Please give the entries again in full and exactly, without any picture.

PROVIDED DATA:
■ ■ ■ ■
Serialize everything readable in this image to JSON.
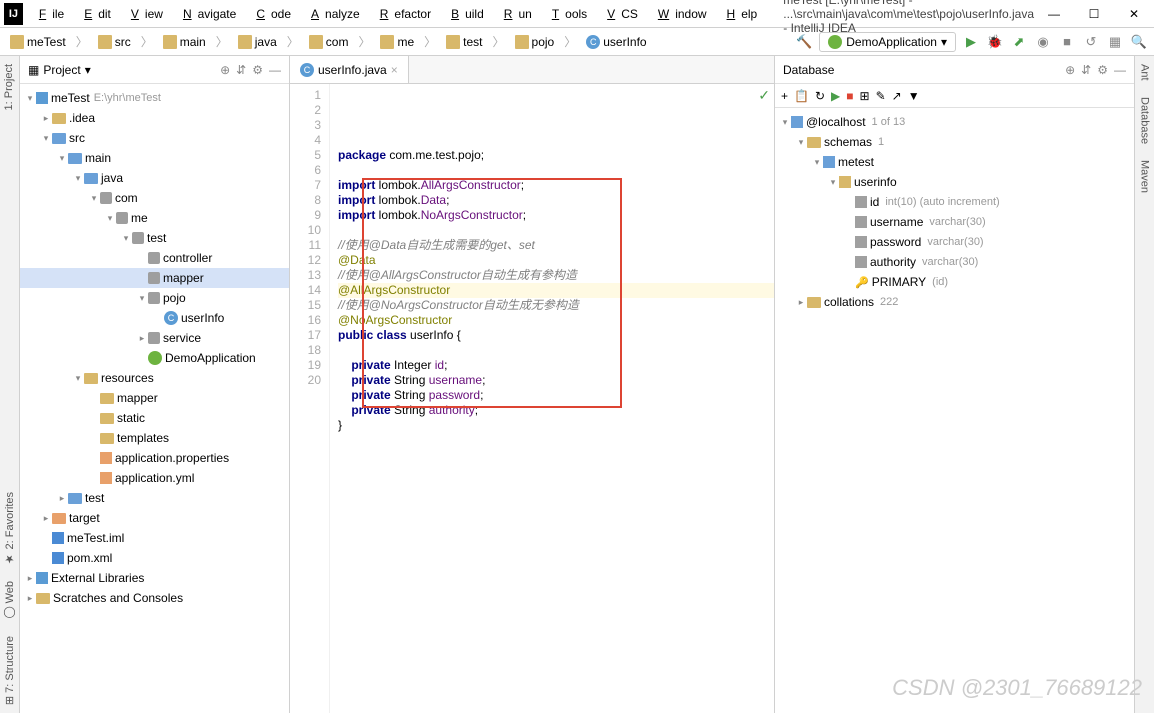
{
  "title": "meTest [E:\\yhr\\meTest] - ...\\src\\main\\java\\com\\me\\test\\pojo\\userInfo.java - IntelliJ IDEA",
  "menu": [
    "File",
    "Edit",
    "View",
    "Navigate",
    "Code",
    "Analyze",
    "Refactor",
    "Build",
    "Run",
    "Tools",
    "VCS",
    "Window",
    "Help"
  ],
  "breadcrumb": [
    "meTest",
    "src",
    "main",
    "java",
    "com",
    "me",
    "test",
    "pojo",
    "userInfo"
  ],
  "run_config": "DemoApplication",
  "project": {
    "title": "Project",
    "root": {
      "name": "meTest",
      "path": "E:\\yhr\\meTest"
    },
    "nodes": [
      {
        "d": 1,
        "arrow": ">",
        "icon": "fold",
        "label": ".idea"
      },
      {
        "d": 1,
        "arrow": "v",
        "icon": "fold-blue",
        "label": "src"
      },
      {
        "d": 2,
        "arrow": "v",
        "icon": "fold-blue",
        "label": "main"
      },
      {
        "d": 3,
        "arrow": "v",
        "icon": "fold-blue",
        "label": "java"
      },
      {
        "d": 4,
        "arrow": "v",
        "icon": "pkg",
        "label": "com"
      },
      {
        "d": 5,
        "arrow": "v",
        "icon": "pkg",
        "label": "me"
      },
      {
        "d": 6,
        "arrow": "v",
        "icon": "pkg",
        "label": "test"
      },
      {
        "d": 7,
        "arrow": " ",
        "icon": "pkg",
        "label": "controller"
      },
      {
        "d": 7,
        "arrow": " ",
        "icon": "pkg",
        "label": "mapper",
        "sel": true
      },
      {
        "d": 7,
        "arrow": "v",
        "icon": "pkg",
        "label": "pojo"
      },
      {
        "d": 8,
        "arrow": " ",
        "icon": "class",
        "label": "userInfo"
      },
      {
        "d": 7,
        "arrow": ">",
        "icon": "pkg",
        "label": "service"
      },
      {
        "d": 7,
        "arrow": " ",
        "icon": "spring",
        "label": "DemoApplication"
      },
      {
        "d": 3,
        "arrow": "v",
        "icon": "fold",
        "label": "resources"
      },
      {
        "d": 4,
        "arrow": " ",
        "icon": "fold",
        "label": "mapper"
      },
      {
        "d": 4,
        "arrow": " ",
        "icon": "fold",
        "label": "static"
      },
      {
        "d": 4,
        "arrow": " ",
        "icon": "fold",
        "label": "templates"
      },
      {
        "d": 4,
        "arrow": " ",
        "icon": "yml",
        "label": "application.properties"
      },
      {
        "d": 4,
        "arrow": " ",
        "icon": "yml",
        "label": "application.yml"
      },
      {
        "d": 2,
        "arrow": ">",
        "icon": "fold-blue",
        "label": "test"
      },
      {
        "d": 1,
        "arrow": ">",
        "icon": "fold-orange",
        "label": "target"
      },
      {
        "d": 1,
        "arrow": " ",
        "icon": "xml",
        "label": "meTest.iml"
      },
      {
        "d": 1,
        "arrow": " ",
        "icon": "xml",
        "label": "pom.xml"
      }
    ],
    "external": "External Libraries",
    "scratches": "Scratches and Consoles"
  },
  "editor": {
    "tab": "userInfo.java",
    "lines": [
      {
        "n": 1,
        "tokens": [
          {
            "t": "package ",
            "c": "kw"
          },
          {
            "t": "com.me.test.pojo;"
          }
        ]
      },
      {
        "n": 2,
        "tokens": []
      },
      {
        "n": 3,
        "tokens": [
          {
            "t": "import ",
            "c": "kw"
          },
          {
            "t": "lombok."
          },
          {
            "t": "AllArgsConstructor",
            "c": "str"
          },
          {
            "t": ";"
          }
        ]
      },
      {
        "n": 4,
        "tokens": [
          {
            "t": "import ",
            "c": "kw"
          },
          {
            "t": "lombok."
          },
          {
            "t": "Data",
            "c": "str"
          },
          {
            "t": ";"
          }
        ]
      },
      {
        "n": 5,
        "tokens": [
          {
            "t": "import ",
            "c": "kw"
          },
          {
            "t": "lombok."
          },
          {
            "t": "NoArgsConstructor",
            "c": "str"
          },
          {
            "t": ";"
          }
        ]
      },
      {
        "n": 6,
        "tokens": []
      },
      {
        "n": 7,
        "tokens": [
          {
            "t": "//使用@Data自动生成需要的get、set",
            "c": "comment"
          }
        ]
      },
      {
        "n": 8,
        "tokens": [
          {
            "t": "@Data",
            "c": "ann"
          }
        ]
      },
      {
        "n": 9,
        "tokens": [
          {
            "t": "//使用@AllArgsConstructor自动生成有参构造",
            "c": "comment"
          }
        ]
      },
      {
        "n": 10,
        "hl": true,
        "tokens": [
          {
            "t": "@AllArgsConstructor",
            "c": "ann"
          }
        ]
      },
      {
        "n": 11,
        "tokens": [
          {
            "t": "//使用@NoArgsConstructor自动生成无参构造",
            "c": "comment"
          }
        ]
      },
      {
        "n": 12,
        "tokens": [
          {
            "t": "@NoArgsConstructor",
            "c": "ann"
          }
        ]
      },
      {
        "n": 13,
        "tokens": [
          {
            "t": "public class ",
            "c": "kw"
          },
          {
            "t": "userInfo {"
          }
        ]
      },
      {
        "n": 14,
        "tokens": []
      },
      {
        "n": 15,
        "tokens": [
          {
            "t": "    "
          },
          {
            "t": "private ",
            "c": "kw"
          },
          {
            "t": "Integer "
          },
          {
            "t": "id",
            "c": "str"
          },
          {
            "t": ";"
          }
        ]
      },
      {
        "n": 16,
        "tokens": [
          {
            "t": "    "
          },
          {
            "t": "private ",
            "c": "kw"
          },
          {
            "t": "String "
          },
          {
            "t": "username",
            "c": "str"
          },
          {
            "t": ";"
          }
        ]
      },
      {
        "n": 17,
        "tokens": [
          {
            "t": "    "
          },
          {
            "t": "private ",
            "c": "kw"
          },
          {
            "t": "String "
          },
          {
            "t": "password",
            "c": "str"
          },
          {
            "t": ";"
          }
        ]
      },
      {
        "n": 18,
        "tokens": [
          {
            "t": "    "
          },
          {
            "t": "private ",
            "c": "kw"
          },
          {
            "t": "String "
          },
          {
            "t": "authority",
            "c": "str"
          },
          {
            "t": ";"
          }
        ]
      },
      {
        "n": 19,
        "tokens": [
          {
            "t": "}"
          }
        ]
      },
      {
        "n": 20,
        "tokens": []
      }
    ]
  },
  "database": {
    "title": "Database",
    "host": "@localhost",
    "host_count": "1 of 13",
    "schemas": {
      "label": "schemas",
      "count": "1"
    },
    "db": "metest",
    "table": "userinfo",
    "columns": [
      {
        "name": "id",
        "type": "int(10) (auto increment)",
        "icon": "col"
      },
      {
        "name": "username",
        "type": "varchar(30)",
        "icon": "col"
      },
      {
        "name": "password",
        "type": "varchar(30)",
        "icon": "col"
      },
      {
        "name": "authority",
        "type": "varchar(30)",
        "icon": "col"
      },
      {
        "name": "PRIMARY",
        "type": "(id)",
        "icon": "key"
      }
    ],
    "collations": {
      "label": "collations",
      "count": "222"
    }
  },
  "right_tabs": [
    "Ant",
    "Database",
    "Maven"
  ],
  "watermark": "CSDN @2301_76689122"
}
■ ■ ■ ■
THE COMPLETED TASK:
Serialize everything readable in this image to JSON.
{
  "title": "meTest [E:\\yhr\\meTest] - ...\\src\\main\\java\\com\\me\\test\\pojo\\userInfo.java - IntelliJ IDEA",
  "menu": [
    "File",
    "Edit",
    "View",
    "Navigate",
    "Code",
    "Analyze",
    "Refactor",
    "Build",
    "Run",
    "Tools",
    "VCS",
    "Window",
    "Help"
  ],
  "breadcrumb": [
    "meTest",
    "src",
    "main",
    "java",
    "com",
    "me",
    "test",
    "pojo",
    "userInfo"
  ],
  "run_config": "DemoApplication",
  "project": {
    "title": "Project",
    "root": {
      "name": "meTest",
      "path": "E:\\yhr\\meTest"
    },
    "nodes": [
      {
        "d": 1,
        "arrow": ">",
        "icon": "fold",
        "label": ".idea"
      },
      {
        "d": 1,
        "arrow": "v",
        "icon": "fold-blue",
        "label": "src"
      },
      {
        "d": 2,
        "arrow": "v",
        "icon": "fold-blue",
        "label": "main"
      },
      {
        "d": 3,
        "arrow": "v",
        "icon": "fold-blue",
        "label": "java"
      },
      {
        "d": 4,
        "arrow": "v",
        "icon": "pkg",
        "label": "com"
      },
      {
        "d": 5,
        "arrow": "v",
        "icon": "pkg",
        "label": "me"
      },
      {
        "d": 6,
        "arrow": "v",
        "icon": "pkg",
        "label": "test"
      },
      {
        "d": 7,
        "arrow": " ",
        "icon": "pkg",
        "label": "controller"
      },
      {
        "d": 7,
        "arrow": " ",
        "icon": "pkg",
        "label": "mapper",
        "sel": true
      },
      {
        "d": 7,
        "arrow": "v",
        "icon": "pkg",
        "label": "pojo"
      },
      {
        "d": 8,
        "arrow": " ",
        "icon": "class",
        "label": "userInfo"
      },
      {
        "d": 7,
        "arrow": ">",
        "icon": "pkg",
        "label": "service"
      },
      {
        "d": 7,
        "arrow": " ",
        "icon": "spring",
        "label": "DemoApplication"
      },
      {
        "d": 3,
        "arrow": "v",
        "icon": "fold",
        "label": "resources"
      },
      {
        "d": 4,
        "arrow": " ",
        "icon": "fold",
        "label": "mapper"
      },
      {
        "d": 4,
        "arrow": " ",
        "icon": "fold",
        "label": "static"
      },
      {
        "d": 4,
        "arrow": " ",
        "icon": "fold",
        "label": "templates"
      },
      {
        "d": 4,
        "arrow": " ",
        "icon": "yml",
        "label": "application.properties"
      },
      {
        "d": 4,
        "arrow": " ",
        "icon": "yml",
        "label": "application.yml"
      },
      {
        "d": 2,
        "arrow": ">",
        "icon": "fold-blue",
        "label": "test"
      },
      {
        "d": 1,
        "arrow": ">",
        "icon": "fold-orange",
        "label": "target"
      },
      {
        "d": 1,
        "arrow": " ",
        "icon": "xml",
        "label": "meTest.iml"
      },
      {
        "d": 1,
        "arrow": " ",
        "icon": "xml",
        "label": "pom.xml"
      }
    ],
    "external": "External Libraries",
    "scratches": "Scratches and Consoles"
  },
  "editor": {
    "tab": "userInfo.java",
    "lines": [
      {
        "n": 1,
        "tokens": [
          {
            "t": "package ",
            "c": "kw"
          },
          {
            "t": "com.me.test.pojo;"
          }
        ]
      },
      {
        "n": 2,
        "tokens": []
      },
      {
        "n": 3,
        "tokens": [
          {
            "t": "import ",
            "c": "kw"
          },
          {
            "t": "lombok."
          },
          {
            "t": "AllArgsConstructor",
            "c": "str"
          },
          {
            "t": ";"
          }
        ]
      },
      {
        "n": 4,
        "tokens": [
          {
            "t": "import ",
            "c": "kw"
          },
          {
            "t": "lombok."
          },
          {
            "t": "Data",
            "c": "str"
          },
          {
            "t": ";"
          }
        ]
      },
      {
        "n": 5,
        "tokens": [
          {
            "t": "import ",
            "c": "kw"
          },
          {
            "t": "lombok."
          },
          {
            "t": "NoArgsConstructor",
            "c": "str"
          },
          {
            "t": ";"
          }
        ]
      },
      {
        "n": 6,
        "tokens": []
      },
      {
        "n": 7,
        "tokens": [
          {
            "t": "//使用@Data自动生成需要的get、set",
            "c": "comment"
          }
        ]
      },
      {
        "n": 8,
        "tokens": [
          {
            "t": "@Data",
            "c": "ann"
          }
        ]
      },
      {
        "n": 9,
        "tokens": [
          {
            "t": "//使用@AllArgsConstructor自动生成有参构造",
            "c": "comment"
          }
        ]
      },
      {
        "n": 10,
        "hl": true,
        "tokens": [
          {
            "t": "@AllArgsConstructor",
            "c": "ann"
          }
        ]
      },
      {
        "n": 11,
        "tokens": [
          {
            "t": "//使用@NoArgsConstructor自动生成无参构造",
            "c": "comment"
          }
        ]
      },
      {
        "n": 12,
        "tokens": [
          {
            "t": "@NoArgsConstructor",
            "c": "ann"
          }
        ]
      },
      {
        "n": 13,
        "tokens": [
          {
            "t": "public class ",
            "c": "kw"
          },
          {
            "t": "userInfo {"
          }
        ]
      },
      {
        "n": 14,
        "tokens": []
      },
      {
        "n": 15,
        "tokens": [
          {
            "t": "    "
          },
          {
            "t": "private ",
            "c": "kw"
          },
          {
            "t": "Integer "
          },
          {
            "t": "id",
            "c": "str"
          },
          {
            "t": ";"
          }
        ]
      },
      {
        "n": 16,
        "tokens": [
          {
            "t": "    "
          },
          {
            "t": "private ",
            "c": "kw"
          },
          {
            "t": "String "
          },
          {
            "t": "username",
            "c": "str"
          },
          {
            "t": ";"
          }
        ]
      },
      {
        "n": 17,
        "tokens": [
          {
            "t": "    "
          },
          {
            "t": "private ",
            "c": "kw"
          },
          {
            "t": "String "
          },
          {
            "t": "password",
            "c": "str"
          },
          {
            "t": ";"
          }
        ]
      },
      {
        "n": 18,
        "tokens": [
          {
            "t": "    "
          },
          {
            "t": "private ",
            "c": "kw"
          },
          {
            "t": "String "
          },
          {
            "t": "authority",
            "c": "str"
          },
          {
            "t": ";"
          }
        ]
      },
      {
        "n": 19,
        "tokens": [
          {
            "t": "}"
          }
        ]
      },
      {
        "n": 20,
        "tokens": []
      }
    ]
  },
  "database": {
    "title": "Database",
    "host": "@localhost",
    "host_count": "1 of 13",
    "schemas": {
      "label": "schemas",
      "count": "1"
    },
    "db": "metest",
    "table": "userinfo",
    "columns": [
      {
        "name": "id",
        "type": "int(10) (auto increment)",
        "icon": "col"
      },
      {
        "name": "username",
        "type": "varchar(30)",
        "icon": "col"
      },
      {
        "name": "password",
        "type": "varchar(30)",
        "icon": "col"
      },
      {
        "name": "authority",
        "type": "varchar(30)",
        "icon": "col"
      },
      {
        "name": "PRIMARY",
        "type": "(id)",
        "icon": "key"
      }
    ],
    "collations": {
      "label": "collations",
      "count": "222"
    }
  },
  "right_tabs": [
    "Ant",
    "Database",
    "Maven"
  ],
  "watermark": "CSDN @2301_76689122"
}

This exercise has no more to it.